Data listing:
********

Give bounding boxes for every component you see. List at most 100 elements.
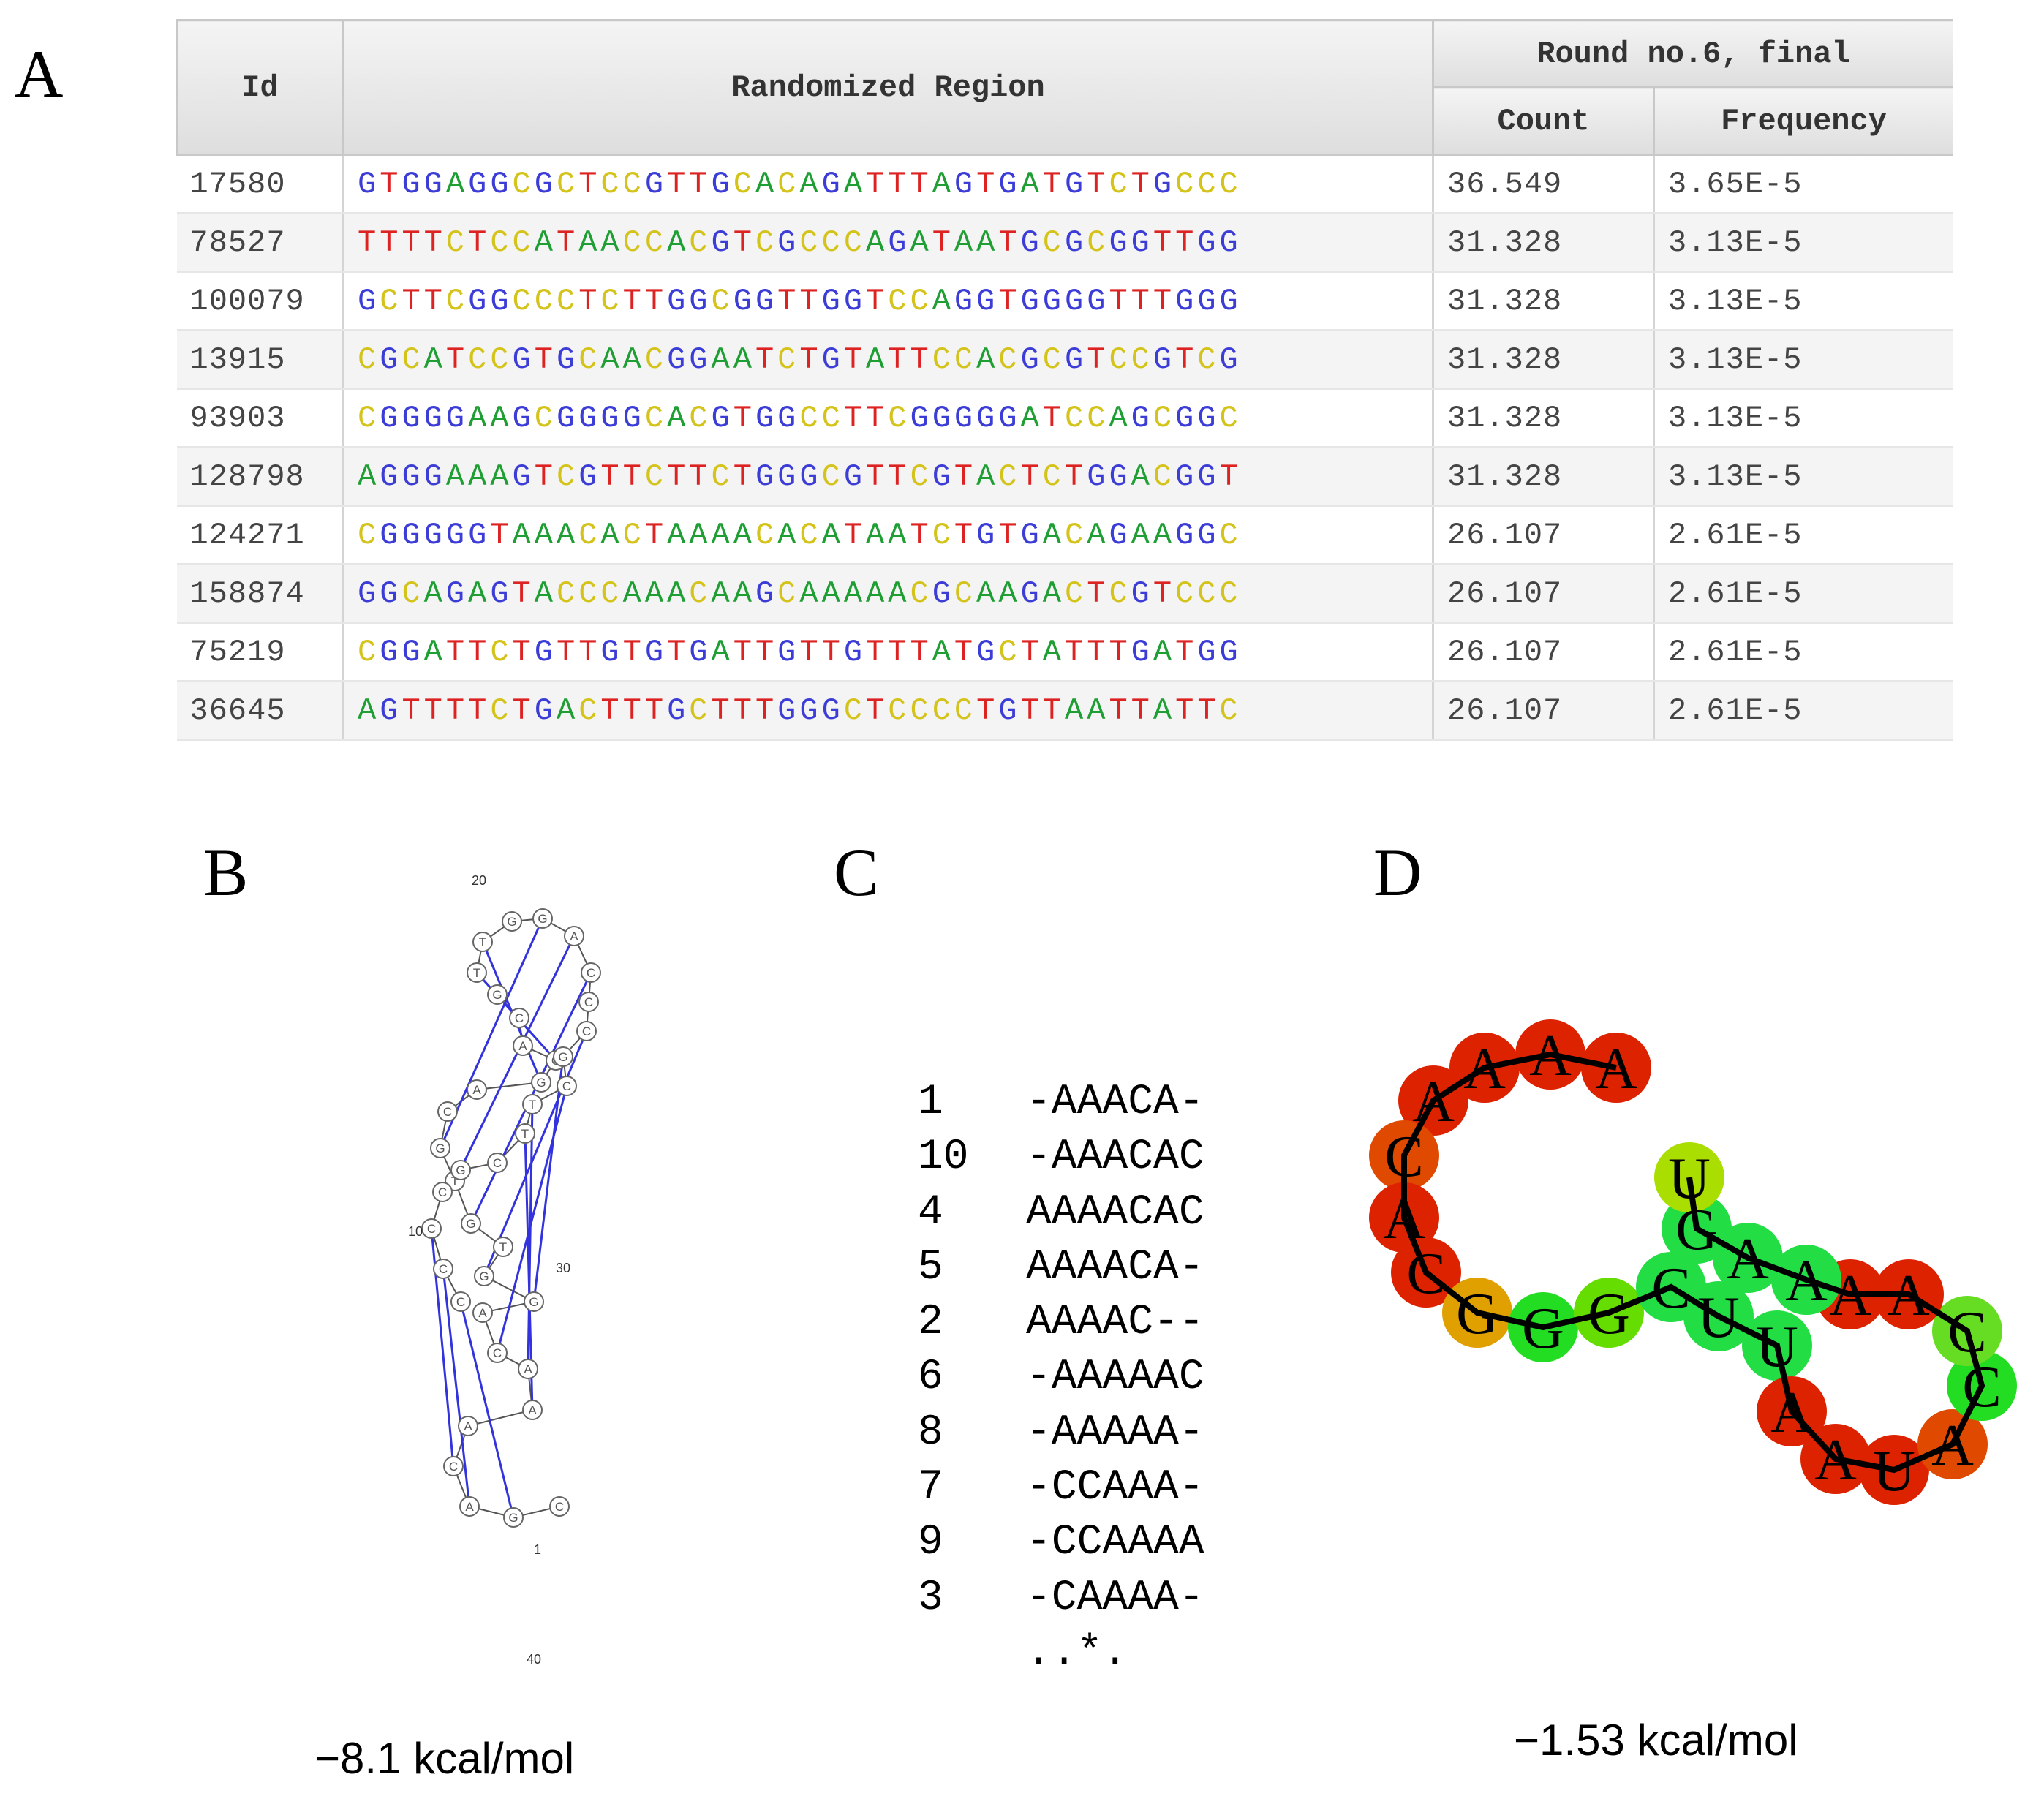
cell-id: 17580	[176, 154, 344, 214]
nucleotide-letter: A	[1383, 1187, 1425, 1251]
nucleotide-node: C	[557, 1076, 577, 1096]
cell-count: 31.328	[1433, 447, 1655, 507]
nucleotide-node: C	[578, 992, 599, 1012]
svg-text:G: G	[529, 1295, 538, 1309]
cell-frequency: 2.61E-5	[1653, 622, 1953, 682]
nucleotide-letter: A	[1412, 1070, 1455, 1134]
svg-text:C: C	[443, 1105, 452, 1119]
svg-text:A: A	[518, 1039, 527, 1053]
index-label: 1	[534, 1542, 541, 1557]
svg-text:T: T	[529, 1098, 536, 1112]
svg-text:T: T	[499, 1240, 507, 1254]
table-row[interactable]: 17580 GTGGAGGCGCTCCGTTGCACAGATTTAGTGATGTC…	[176, 154, 1953, 214]
table-row[interactable]: 78527 TTTTCTCCATAACCACGTCGCCCAGATAATGCGCG…	[176, 213, 1953, 273]
column-header-randomized-region[interactable]: Randomized Region	[342, 19, 1434, 156]
table-row[interactable]: 13915 CGCATCCGTGCAACGGAATCTGTATTCCACGCGTC…	[176, 330, 1953, 390]
svg-text:A: A	[528, 1403, 537, 1417]
nucleotide-node: A	[458, 1416, 478, 1436]
cell-randomized-region: CGGATTCTGTTGTGTGATTGTTGTTTATGCTATTTGATGG	[343, 622, 1434, 682]
svg-text:G: G	[479, 1270, 489, 1283]
alignment-row-sequence: -AAAAAC	[1026, 1354, 1204, 1402]
table-row[interactable]: 128798 AGGGAAAGTCGTTCTTCTGGGCGTTCGTACTCTG…	[176, 447, 1953, 507]
nucleotide-letter: C	[1947, 1300, 1986, 1365]
nucleotide-node: C	[487, 1153, 508, 1173]
nucleotide-node: G	[450, 1160, 471, 1180]
alignment-row-number: 3	[918, 1574, 943, 1622]
base-pair-line	[483, 1030, 588, 1277]
svg-text:G: G	[492, 988, 502, 1002]
cell-count: 36.549	[1433, 154, 1655, 214]
base-pair-line	[459, 1301, 515, 1518]
column-header-id[interactable]: Id	[176, 19, 344, 156]
cell-id: 100079	[176, 271, 344, 331]
column-header-count[interactable]: Count	[1432, 86, 1655, 156]
table-row[interactable]: 124271 CGGGGGTAAACACTAAAACACATAATCTGTGACA…	[176, 505, 1953, 565]
alignment-row: 3 -CAAAA-	[918, 1571, 1204, 1626]
nucleotide-node: C	[433, 1259, 453, 1279]
nucleotide-node: A	[513, 1035, 533, 1056]
nucleotide-node: A	[564, 926, 584, 946]
nucleotide-node: T	[472, 932, 493, 952]
svg-text:C: C	[456, 1295, 465, 1309]
alignment-row-sequence: -AAAAA-	[1026, 1408, 1204, 1457]
nucleotide-node: C	[437, 1101, 458, 1122]
alignment-row-sequence: -CAAAA-	[1026, 1574, 1204, 1622]
svg-text:C: C	[515, 1011, 524, 1025]
cell-frequency: 2.61E-5	[1653, 505, 1953, 565]
cell-id: 93903	[176, 388, 344, 448]
index-label: 20	[472, 873, 486, 888]
svg-text:T: T	[451, 1174, 459, 1188]
alignment-row: 8 -AAAAA-	[918, 1406, 1204, 1460]
cell-count: 26.107	[1433, 681, 1655, 741]
svg-text:A: A	[524, 1362, 532, 1376]
svg-text:G: G	[435, 1142, 445, 1155]
panel-label-a: A	[15, 37, 64, 111]
energy-d-label: −1.53 kcal/mol	[1514, 1716, 1798, 1765]
nucleotide-node: C	[421, 1218, 442, 1239]
table-row[interactable]: 100079 GCTTCGGCCCTCTTGGCGGTTGGTCCAGGTGGGG…	[176, 271, 1953, 331]
table-row[interactable]: 93903 CGGGGAAGCGGGGCACGTGGCCTTCGGGGGATCCA…	[176, 388, 1953, 448]
alignment-row: 6 -AAAAAC	[918, 1350, 1204, 1405]
cell-frequency: 3.13E-5	[1653, 447, 1953, 507]
table-row[interactable]: 75219 CGGATTCTGTTGTGTGATTGTTGTTTATGCTATTT…	[176, 622, 1953, 682]
alignment-row: 7 -CCAAA-	[918, 1460, 1204, 1515]
cell-randomized-region: AGTTTTCTGACTTTGCTTTGGGCTCCCCTGTTAATTATTC	[343, 681, 1434, 741]
nucleotide-letter: A	[1529, 1024, 1572, 1088]
cell-randomized-region: CGCATCCGTGCAACGGAATCTGTATTCCACGCGTCCGTCG	[343, 330, 1434, 390]
alignment-row-sequence: AAAACAC	[1026, 1188, 1204, 1237]
alignment-row-sequence: AAAAC--	[1026, 1299, 1204, 1347]
nucleotide-node: T	[522, 1094, 543, 1114]
nucleotide-node: C	[509, 1008, 529, 1028]
alignment-row-number: 10	[918, 1133, 969, 1182]
svg-text:C: C	[449, 1460, 458, 1474]
nucleotide-node: T	[493, 1237, 513, 1257]
nucleotide-node: G	[502, 911, 522, 932]
nucleotide-letter: A	[1727, 1227, 1769, 1291]
alignment-row-sequence: -CCAAAA	[1026, 1519, 1204, 1567]
nucleotide-node: T	[515, 1123, 535, 1144]
nucleotide-node: A	[522, 1400, 543, 1420]
nucleotide-letter: A	[1770, 1381, 1813, 1445]
backbone-line	[1401, 1051, 1985, 1474]
alignment-row-sequence: -CCAAA-	[1026, 1464, 1204, 1512]
nucleotide-node: A	[459, 1496, 480, 1517]
sequence-table-body: 17580 GTGGAGGCGCTCCGTTGCACAGATTTAGTGATGTC…	[176, 154, 1953, 741]
cell-count: 26.107	[1433, 622, 1655, 682]
svg-text:G: G	[466, 1217, 475, 1231]
table-row[interactable]: 36645 AGTTTTCTGACTTTGCTTTGGGCTCCCCTGTTAAT…	[176, 681, 1953, 741]
svg-text:C: C	[584, 995, 593, 1009]
nucleotide-letter: C	[1406, 1242, 1445, 1306]
cell-frequency: 2.61E-5	[1653, 681, 1953, 741]
nucleotide-node: G	[553, 1046, 573, 1067]
alignment-row-number: 2	[918, 1299, 943, 1347]
cell-randomized-region: GTGGAGGCGCTCCGTTGCACAGATTTAGTGATGTCTGCCC	[343, 154, 1434, 214]
cell-randomized-region: GGCAGAGTACCCAAACAAGCAAAAACGCAAGACTCGTCCC	[343, 564, 1434, 624]
table-row[interactable]: 158874 GGCAGAGTACCCAAACAAGCAAAAACGCAAGACT…	[176, 564, 1953, 624]
base-pair-line	[453, 935, 576, 1182]
alignment-row-sequence: -AAACAC	[1026, 1133, 1204, 1182]
svg-text:C: C	[439, 1262, 448, 1276]
structure-b-diagram: CGACAAACAGGTGTGCAGCACGTTGGACCCGCTTCGCCCC…	[408, 873, 601, 1667]
alignment-row: 4 AAAACAC	[918, 1185, 1204, 1240]
column-header-frequency[interactable]: Frequency	[1652, 86, 1953, 156]
cell-frequency: 3.13E-5	[1653, 330, 1953, 390]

********

Please print all of the material above line for line, leaving out the pictures.

§ **SOLVED EXERCISE**:
Give bounding boxes for every component you see. List at most 100 elements.
cell-id: 17580	[176, 154, 344, 214]
nucleotide-letter: A	[1383, 1187, 1425, 1251]
nucleotide-node: C	[557, 1076, 577, 1096]
cell-count: 31.328	[1433, 447, 1655, 507]
nucleotide-node: C	[578, 992, 599, 1012]
svg-text:G: G	[529, 1295, 538, 1309]
cell-frequency: 2.61E-5	[1653, 622, 1953, 682]
nucleotide-letter: A	[1412, 1070, 1455, 1134]
svg-text:C: C	[443, 1105, 452, 1119]
svg-text:A: A	[518, 1039, 527, 1053]
index-label: 1	[534, 1542, 541, 1557]
svg-text:T: T	[529, 1098, 536, 1112]
svg-text:T: T	[499, 1240, 507, 1254]
table-row[interactable]: 17580 GTGGAGGCGCTCCGTTGCACAGATTTAGTGATGTC…	[176, 154, 1953, 214]
table-row[interactable]: 78527 TTTTCTCCATAACCACGTCGCCCAGATAATGCGCG…	[176, 213, 1953, 273]
column-header-randomized-region[interactable]: Randomized Region	[342, 19, 1434, 156]
table-row[interactable]: 13915 CGCATCCGTGCAACGGAATCTGTATTCCACGCGTC…	[176, 330, 1953, 390]
svg-text:A: A	[528, 1403, 537, 1417]
nucleotide-node: A	[458, 1416, 478, 1436]
cell-randomized-region: CGGATTCTGTTGTGTGATTGTTGTTTATGCTATTTGATGG	[343, 622, 1434, 682]
svg-text:G: G	[479, 1270, 489, 1283]
alignment-row-sequence: -AAAAAC	[1026, 1354, 1204, 1402]
table-row[interactable]: 128798 AGGGAAAGTCGTTCTTCTGGGCGTTCGTACTCTG…	[176, 447, 1953, 507]
nucleotide-letter: C	[1947, 1300, 1986, 1365]
nucleotide-node: C	[487, 1153, 508, 1173]
nucleotide-node: G	[450, 1160, 471, 1180]
alignment-row-number: 3	[918, 1574, 943, 1622]
base-pair-line	[483, 1030, 588, 1277]
svg-text:G: G	[492, 988, 502, 1002]
cell-count: 36.549	[1433, 154, 1655, 214]
base-pair-line	[459, 1301, 515, 1518]
column-header-id[interactable]: Id	[176, 19, 344, 156]
cell-id: 100079	[176, 271, 344, 331]
column-header-count[interactable]: Count	[1432, 86, 1655, 156]
table-row[interactable]: 124271 CGGGGGTAAACACTAAAACACATAATCTGTGACA…	[176, 505, 1953, 565]
alignment-row: 3 -CAAAA-	[918, 1571, 1204, 1626]
nucleotide-node: C	[433, 1259, 453, 1279]
nucleotide-node: A	[513, 1035, 533, 1056]
nucleotide-node: A	[564, 926, 584, 946]
nucleotide-node: T	[472, 932, 493, 952]
svg-text:C: C	[456, 1295, 465, 1309]
alignment-row-sequence: -AAAAA-	[1026, 1408, 1204, 1457]
nucleotide-node: C	[437, 1101, 458, 1122]
alignment-row-sequence: -CAAAA-	[1026, 1574, 1204, 1622]
svg-text:C: C	[515, 1011, 524, 1025]
cell-frequency: 2.61E-5	[1653, 505, 1953, 565]
cell-id: 93903	[176, 388, 344, 448]
index-label: 20	[472, 873, 486, 888]
svg-text:T: T	[451, 1174, 459, 1188]
alignment-row: 8 -AAAAA-	[918, 1406, 1204, 1460]
cell-count: 26.107	[1433, 681, 1655, 741]
svg-text:A: A	[524, 1362, 532, 1376]
svg-text:G: G	[435, 1142, 445, 1155]
panel-label-a: A	[15, 37, 64, 111]
energy-d-label: −1.53 kcal/mol	[1514, 1716, 1798, 1765]
nucleotide-node: C	[421, 1218, 442, 1239]
table-row[interactable]: 100079 GCTTCGGCCCTCTTGGCGGTTGGTCCAGGTGGGG…	[176, 271, 1953, 331]
table-row[interactable]: 93903 CGGGGAAGCGGGGCACGTGGCCTTCGGGGGATCCA…	[176, 388, 1953, 448]
alignment-row: 6 -AAAAAC	[918, 1350, 1204, 1405]
cell-frequency: 3.13E-5	[1653, 447, 1953, 507]
table-row[interactable]: 75219 CGGATTCTGTTGTGTGATTGTTGTTTATGCTATTT…	[176, 622, 1953, 682]
alignment-row: 7 -CCAAA-	[918, 1460, 1204, 1515]
cell-randomized-region: AGTTTTCTGACTTTGCTTTGGGCTCCCCTGTTAATTATTC	[343, 681, 1434, 741]
nucleotide-letter: A	[1529, 1024, 1572, 1088]
cell-randomized-region: CGCATCCGTGCAACGGAATCTGTATTCCACGCGTCCGTCG	[343, 330, 1434, 390]
alignment-row-sequence: AAAACAC	[1026, 1188, 1204, 1237]
alignment-row-sequence: AAAAC--	[1026, 1299, 1204, 1347]
nucleotide-node: T	[522, 1094, 543, 1114]
nucleotide-node: C	[509, 1008, 529, 1028]
alignment-row-number: 10	[918, 1133, 969, 1182]
svg-text:C: C	[449, 1460, 458, 1474]
nucleotide-node: T	[493, 1237, 513, 1257]
nucleotide-node: G	[502, 911, 522, 932]
nucleotide-letter: A	[1727, 1227, 1769, 1291]
alignment-row-sequence: -CCAAAA	[1026, 1519, 1204, 1567]
nucleotide-node: T	[515, 1123, 535, 1144]
nucleotide-node: A	[522, 1400, 543, 1420]
nucleotide-letter: A	[1770, 1381, 1813, 1445]
backbone-line	[1401, 1051, 1985, 1474]
alignment-row-sequence: -CCAAA-	[1026, 1464, 1204, 1512]
nucleotide-node: A	[459, 1496, 480, 1517]
sequence-table-body: 17580 GTGGAGGCGCTCCGTTGCACAGATTTAGTGATGTC…	[176, 154, 1953, 741]
cell-count: 26.107	[1433, 622, 1655, 682]
svg-text:G: G	[466, 1217, 475, 1231]
table-row[interactable]: 36645 AGTTTTCTGACTTTGCTTTGGGCTCCCCTGTTAAT…	[176, 681, 1953, 741]
svg-text:C: C	[584, 995, 593, 1009]
nucleotide-letter: C	[1406, 1242, 1445, 1306]
cell-frequency: 2.61E-5	[1653, 681, 1953, 741]
nucleotide-node: G	[553, 1046, 573, 1067]
alignment-row-number: 2	[918, 1299, 943, 1347]
cell-randomized-region: GTGGAGGCGCTCCGTTGCACAGATTTAGTGATGTCTGCCC	[343, 154, 1434, 214]
cell-randomized-region: GGCAGAGTACCCAAACAAGCAAAAACGCAAGACTCGTCCC	[343, 564, 1434, 624]
table-row[interactable]: 158874 GGCAGAGTACCCAAACAAGCAAAAACGCAAGACT…	[176, 564, 1953, 624]
base-pair-line	[453, 935, 576, 1182]
alignment-row-sequence: -AAACAC	[1026, 1133, 1204, 1182]
svg-text:C: C	[439, 1262, 448, 1276]
structure-b-diagram: CGACAAACAGGTGTGCAGCACGTTGGACCCGCTTCGCCCC…	[408, 873, 601, 1667]
alignment-row: 4 AAAACAC	[918, 1185, 1204, 1240]
column-header-frequency[interactable]: Frequency	[1652, 86, 1953, 156]
cell-frequency: 3.13E-5	[1653, 330, 1953, 390]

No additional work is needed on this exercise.